TASK
Could you rewrite all of the material below with every "value-cell" changed to "data-cell" and nothing else altered? Leave the pictures out.

EXERCISE MATERIALS
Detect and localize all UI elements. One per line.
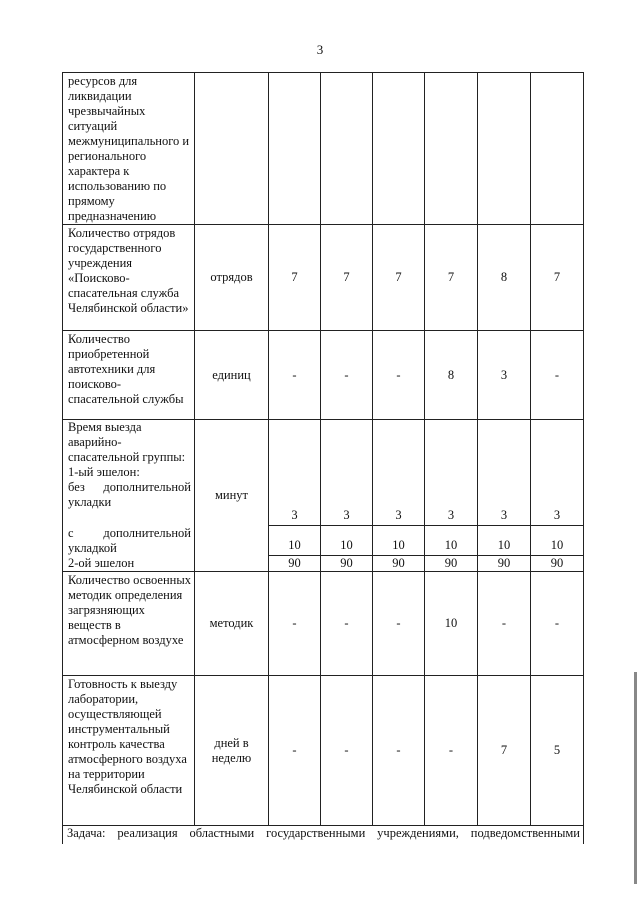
line-a-label xyxy=(68,480,191,495)
value-cell: - xyxy=(373,572,425,676)
value-cell: - xyxy=(269,572,321,676)
indicator-description: Количество освоенных методик определения загрязняющих веществ в атмосферном воздухе xyxy=(63,572,195,676)
value-cell: 7 xyxy=(269,225,321,331)
table-row xyxy=(63,676,584,826)
value-cell xyxy=(321,73,373,225)
table-row xyxy=(63,73,584,225)
value-cell: 7 xyxy=(373,225,425,331)
value-cell xyxy=(373,73,425,225)
value-cell: 10 xyxy=(321,526,373,556)
value-cell: - xyxy=(425,676,478,826)
value-cell: 3 xyxy=(531,420,584,526)
table-row xyxy=(63,225,584,331)
unit-cell: дней в неделю xyxy=(195,676,269,826)
value-cell: 7 xyxy=(478,676,531,826)
echelon-1-label: 1-ый эшелон: xyxy=(68,465,140,479)
response-time-title: Время выезда аварийно-спасательной группы: xyxy=(68,420,186,464)
value-cell: - xyxy=(531,572,584,676)
value-cell: - xyxy=(373,331,425,420)
indicator-description: Количество приобретенной автотехники для поисково-спасательной службы xyxy=(63,331,195,420)
unit-cell xyxy=(195,73,269,225)
value-cell: 7 xyxy=(531,225,584,331)
line-a-left: без xyxy=(68,480,85,494)
indicator-description: ресурсов для ликвидации чрезвычайных ситуаций межмуниципального и регионального характера к использованию по прямому предназначению xyxy=(63,73,195,225)
value-cell: 7 xyxy=(321,225,373,331)
table-row xyxy=(63,420,584,526)
line-b-label xyxy=(68,526,191,541)
value-cell: 10 xyxy=(531,526,584,556)
value-cell: - xyxy=(478,572,531,676)
line-b-right: дополнительной xyxy=(103,525,191,540)
line-b-description xyxy=(63,526,195,556)
table-row xyxy=(63,331,584,420)
value-cell: - xyxy=(269,331,321,420)
unit-cell: отрядов xyxy=(195,225,269,331)
value-cell: 3 xyxy=(269,420,321,526)
response-time-description xyxy=(63,420,195,526)
page-number: 3 xyxy=(316,42,324,57)
table-row xyxy=(63,526,584,556)
value-cell: 90 xyxy=(478,556,531,572)
value-cell: 90 xyxy=(425,556,478,572)
indicators-table xyxy=(62,72,584,844)
line-b-end: укладкой xyxy=(68,540,117,555)
value-cell: - xyxy=(321,331,373,420)
value-cell: 10 xyxy=(425,572,478,676)
value-cell: 10 xyxy=(425,526,478,556)
task-row xyxy=(63,826,584,844)
value-cell: 90 xyxy=(321,556,373,572)
unit-cell: методик xyxy=(195,572,269,676)
value-cell: 5 xyxy=(531,676,584,826)
value-cell: 8 xyxy=(425,331,478,420)
value-cell xyxy=(531,73,584,225)
value-cell: - xyxy=(531,331,584,420)
value-cell: - xyxy=(269,676,321,826)
value-cell: 7 xyxy=(425,225,478,331)
value-cell: 10 xyxy=(478,526,531,556)
unit-cell: единиц xyxy=(195,331,269,420)
unit-cell: минут xyxy=(195,420,269,572)
value-cell: 90 xyxy=(373,556,425,572)
scan-edge-mark xyxy=(634,672,637,884)
value-cell xyxy=(478,73,531,225)
echelon-2-label: 2-ой эшелон xyxy=(63,556,195,572)
value-cell: 10 xyxy=(373,526,425,556)
value-cell: - xyxy=(373,676,425,826)
table-row xyxy=(63,556,584,572)
value-cell: 3 xyxy=(373,420,425,526)
value-cell: - xyxy=(321,572,373,676)
value-cell: 90 xyxy=(269,556,321,572)
value-cell: 8 xyxy=(478,225,531,331)
value-cell: - xyxy=(321,676,373,826)
value-cell xyxy=(269,73,321,225)
value-cell: 3 xyxy=(321,420,373,526)
line-b-left: с xyxy=(68,525,74,540)
line-a-right: дополнительной xyxy=(103,480,191,494)
value-cell: 3 xyxy=(425,420,478,526)
indicator-description: Готовность к выезду лаборатории, осуществляющей инструментальный контроль качества атмосферного воздуха на территории Челябинской области xyxy=(63,676,195,826)
value-cell xyxy=(425,73,478,225)
line-a-end: укладки xyxy=(68,495,112,509)
task-text: Задача: реализация областными государственными учреждениями, подведомственными xyxy=(63,826,584,844)
table-row xyxy=(63,572,584,676)
value-cell: 90 xyxy=(531,556,584,572)
indicator-description: Количество отрядов государственного учреждения «Поисково-спасательная служба Челябинской области» xyxy=(63,225,195,331)
value-cell: 10 xyxy=(269,526,321,556)
value-cell: 3 xyxy=(478,331,531,420)
value-cell: 3 xyxy=(478,420,531,526)
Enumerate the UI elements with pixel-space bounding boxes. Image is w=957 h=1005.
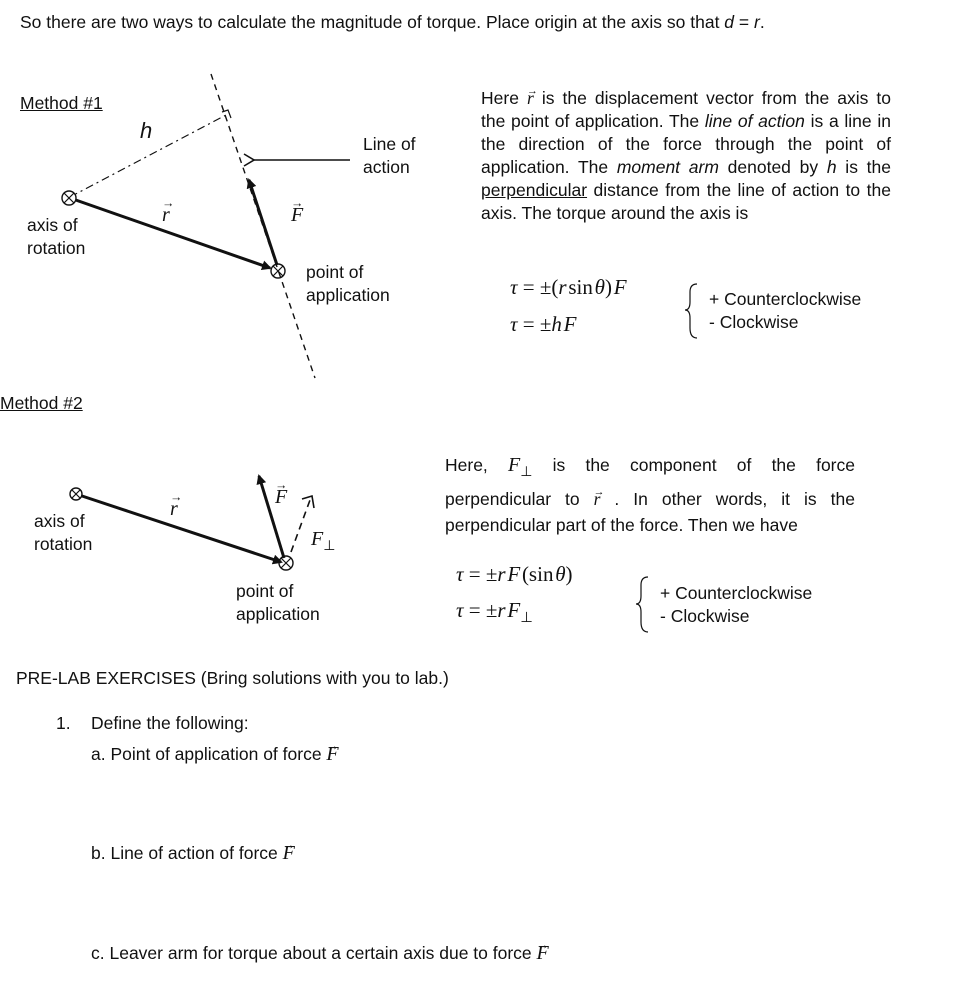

THE ANSWER
Detect and localize all UI elements. One per line.
line-a-label xyxy=(68,480,191,495)
data-cell: - xyxy=(373,572,425,676)
data-cell: - xyxy=(269,572,321,676)
indicator-description: Количество освоенных методик определения загрязняющих веществ в атмосферном воздухе xyxy=(63,572,195,676)
data-cell: 7 xyxy=(269,225,321,331)
table-row xyxy=(63,676,584,826)
data-cell xyxy=(321,73,373,225)
table-row xyxy=(63,73,584,225)
data-cell: 7 xyxy=(373,225,425,331)
data-cell xyxy=(373,73,425,225)
data-cell: 10 xyxy=(321,526,373,556)
data-cell: - xyxy=(425,676,478,826)
data-cell: 3 xyxy=(531,420,584,526)
table-row xyxy=(63,225,584,331)
unit-cell: дней в неделю xyxy=(195,676,269,826)
data-cell: 7 xyxy=(478,676,531,826)
echelon-1-label: 1-ый эшелон: xyxy=(68,465,140,479)
response-time-title: Время выезда аварийно-спасательной группы: xyxy=(68,420,186,464)
data-cell: - xyxy=(531,572,584,676)
data-cell: - xyxy=(373,331,425,420)
indicator-description: Количество приобретенной автотехники для поисково-спасательной службы xyxy=(63,331,195,420)
unit-cell xyxy=(195,73,269,225)
data-cell: 7 xyxy=(531,225,584,331)
line-a-left: без xyxy=(68,480,85,494)
indicator-description: ресурсов для ликвидации чрезвычайных ситуаций межмуниципального и регионального характера к использованию по прямому предназначению xyxy=(63,73,195,225)
data-cell: 7 xyxy=(321,225,373,331)
table-row xyxy=(63,420,584,526)
line-b-label xyxy=(68,526,191,541)
data-cell: 10 xyxy=(531,526,584,556)
data-cell: - xyxy=(478,572,531,676)
line-b-right: дополнительной xyxy=(103,525,191,540)
line-b-description xyxy=(63,526,195,556)
table-row xyxy=(63,331,584,420)
data-cell: - xyxy=(269,331,321,420)
unit-cell: отрядов xyxy=(195,225,269,331)
data-cell: 3 xyxy=(269,420,321,526)
response-time-description xyxy=(63,420,195,526)
page-number: 3 xyxy=(316,42,324,57)
table-row xyxy=(63,526,584,556)
data-cell: 90 xyxy=(478,556,531,572)
data-cell: 90 xyxy=(425,556,478,572)
indicators-table xyxy=(62,72,584,844)
line-b-end: укладкой xyxy=(68,540,117,555)
data-cell: - xyxy=(321,331,373,420)
data-cell: 10 xyxy=(425,572,478,676)
data-cell: 10 xyxy=(425,526,478,556)
task-row xyxy=(63,826,584,844)
data-cell: 90 xyxy=(321,556,373,572)
unit-cell: методик xyxy=(195,572,269,676)
data-cell: 5 xyxy=(531,676,584,826)
data-cell: 8 xyxy=(425,331,478,420)
data-cell xyxy=(531,73,584,225)
data-cell: - xyxy=(531,331,584,420)
data-cell: - xyxy=(269,676,321,826)
data-cell: 7 xyxy=(425,225,478,331)
data-cell: 10 xyxy=(478,526,531,556)
unit-cell: единиц xyxy=(195,331,269,420)
unit-cell: минут xyxy=(195,420,269,572)
data-cell: 90 xyxy=(373,556,425,572)
scan-edge-mark xyxy=(634,672,637,884)
data-cell xyxy=(478,73,531,225)
echelon-2-label: 2-ой эшелон xyxy=(63,556,195,572)
data-cell: 10 xyxy=(373,526,425,556)
data-cell: - xyxy=(373,676,425,826)
table-row xyxy=(63,556,584,572)
data-cell: 3 xyxy=(373,420,425,526)
data-cell: - xyxy=(321,572,373,676)
data-cell: 90 xyxy=(269,556,321,572)
data-cell: 8 xyxy=(478,225,531,331)
data-cell: - xyxy=(321,676,373,826)
data-cell xyxy=(269,73,321,225)
data-cell: 3 xyxy=(321,420,373,526)
line-b-left: с xyxy=(68,525,74,540)
line-a-right: дополнительной xyxy=(103,480,191,494)
data-cell: 3 xyxy=(425,420,478,526)
indicator-description: Готовность к выезду лаборатории, осуществляющей инструментальный контроль качества атмосферного воздуха на территории Челябинской области xyxy=(63,676,195,826)
data-cell xyxy=(425,73,478,225)
line-a-end: укладки xyxy=(68,495,112,509)
task-text: Задача: реализация областными государственными учреждениями, подведомственными xyxy=(63,826,584,844)
table-row xyxy=(63,572,584,676)
data-cell: 90 xyxy=(531,556,584,572)
indicator-description: Количество отрядов государственного учреждения «Поисково-спасательная служба Челябинской области» xyxy=(63,225,195,331)
data-cell: 10 xyxy=(269,526,321,556)
data-cell: 3 xyxy=(478,331,531,420)
data-cell: 3 xyxy=(478,420,531,526)
Enumerate the UI elements with pixel-space bounding boxes. Image is w=957 h=1005.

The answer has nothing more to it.